*Instruction:*
The records that follow must be repeated verbatim, every one of them.

*Records from a dataset:*
>>>

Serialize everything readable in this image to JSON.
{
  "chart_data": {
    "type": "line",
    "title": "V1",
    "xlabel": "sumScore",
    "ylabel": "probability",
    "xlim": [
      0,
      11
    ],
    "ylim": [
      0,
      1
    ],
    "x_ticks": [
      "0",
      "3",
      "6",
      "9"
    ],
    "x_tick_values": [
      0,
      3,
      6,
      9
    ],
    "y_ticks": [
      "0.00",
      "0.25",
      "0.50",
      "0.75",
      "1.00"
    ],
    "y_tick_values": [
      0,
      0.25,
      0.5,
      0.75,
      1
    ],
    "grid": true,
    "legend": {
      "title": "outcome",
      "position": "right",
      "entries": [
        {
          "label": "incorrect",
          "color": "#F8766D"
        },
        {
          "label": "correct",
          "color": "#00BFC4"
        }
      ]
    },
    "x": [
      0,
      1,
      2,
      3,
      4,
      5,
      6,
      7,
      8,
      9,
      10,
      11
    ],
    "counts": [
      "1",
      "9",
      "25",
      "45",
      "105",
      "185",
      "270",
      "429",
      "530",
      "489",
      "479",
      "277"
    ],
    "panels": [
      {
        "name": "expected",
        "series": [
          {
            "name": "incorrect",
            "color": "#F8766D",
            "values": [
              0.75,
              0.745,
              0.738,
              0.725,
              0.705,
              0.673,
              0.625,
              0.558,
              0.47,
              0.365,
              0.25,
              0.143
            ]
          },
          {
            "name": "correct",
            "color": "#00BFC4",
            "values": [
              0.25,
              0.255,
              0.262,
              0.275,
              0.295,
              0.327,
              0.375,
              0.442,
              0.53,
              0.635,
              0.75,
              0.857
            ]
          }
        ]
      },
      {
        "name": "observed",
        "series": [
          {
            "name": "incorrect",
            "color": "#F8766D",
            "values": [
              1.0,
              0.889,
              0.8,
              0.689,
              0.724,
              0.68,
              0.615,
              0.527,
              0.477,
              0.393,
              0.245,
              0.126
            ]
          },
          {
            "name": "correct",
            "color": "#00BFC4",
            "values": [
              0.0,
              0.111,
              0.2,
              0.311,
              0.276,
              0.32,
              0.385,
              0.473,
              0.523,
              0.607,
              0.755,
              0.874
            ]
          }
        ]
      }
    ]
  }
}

<<<

*Output for this exercise:*
Serialize everything readable in this image to JSON.
{
  "chart_data": {
    "type": "line",
    "title": "V1",
    "xlabel": "sumScore",
    "ylabel": "probability",
    "xlim": [
      0,
      11
    ],
    "ylim": [
      0,
      1
    ],
    "x_ticks": [
      "0",
      "3",
      "6",
      "9"
    ],
    "x_tick_values": [
      0,
      3,
      6,
      9
    ],
    "y_ticks": [
      "0.00",
      "0.25",
      "0.50",
      "0.75",
      "1.00"
    ],
    "y_tick_values": [
      0,
      0.25,
      0.5,
      0.75,
      1
    ],
    "grid": true,
    "legend": {
      "title": "outcome",
      "position": "right",
      "entries": [
        {
          "label": "incorrect",
          "color": "#F8766D"
        },
        {
          "label": "correct",
          "color": "#00BFC4"
        }
      ]
    },
    "x": [
      0,
      1,
      2,
      3,
      4,
      5,
      6,
      7,
      8,
      9,
      10,
      11
    ],
    "counts": [
      "1",
      "9",
      "25",
      "45",
      "105",
      "185",
      "270",
      "429",
      "530",
      "489",
      "479",
      "277"
    ],
    "panels": [
      {
        "name": "expected",
        "series": [
          {
            "name": "incorrect",
            "color": "#F8766D",
            "values": [
              0.75,
              0.745,
              0.738,
              0.725,
              0.705,
              0.673,
              0.625,
              0.558,
              0.47,
              0.365,
              0.25,
              0.143
            ]
          },
          {
            "name": "correct",
            "color": "#00BFC4",
            "values": [
              0.25,
              0.255,
              0.262,
              0.275,
              0.295,
              0.327,
              0.375,
              0.442,
              0.53,
              0.635,
              0.75,
              0.857
            ]
          }
        ]
      },
      {
        "name": "observed",
        "series": [
          {
            "name": "incorrect",
            "color": "#F8766D",
            "values": [
              1.0,
              0.889,
              0.8,
              0.689,
              0.724,
              0.68,
              0.615,
              0.527,
              0.477,
              0.393,
              0.245,
              0.126
            ]
          },
          {
            "name": "correct",
            "color": "#00BFC4",
            "values": [
              0.0,
              0.111,
              0.2,
              0.311,
              0.276,
              0.32,
              0.385,
              0.473,
              0.523,
              0.607,
              0.755,
              0.874
            ]
          }
        ]
      }
    ]
  }
}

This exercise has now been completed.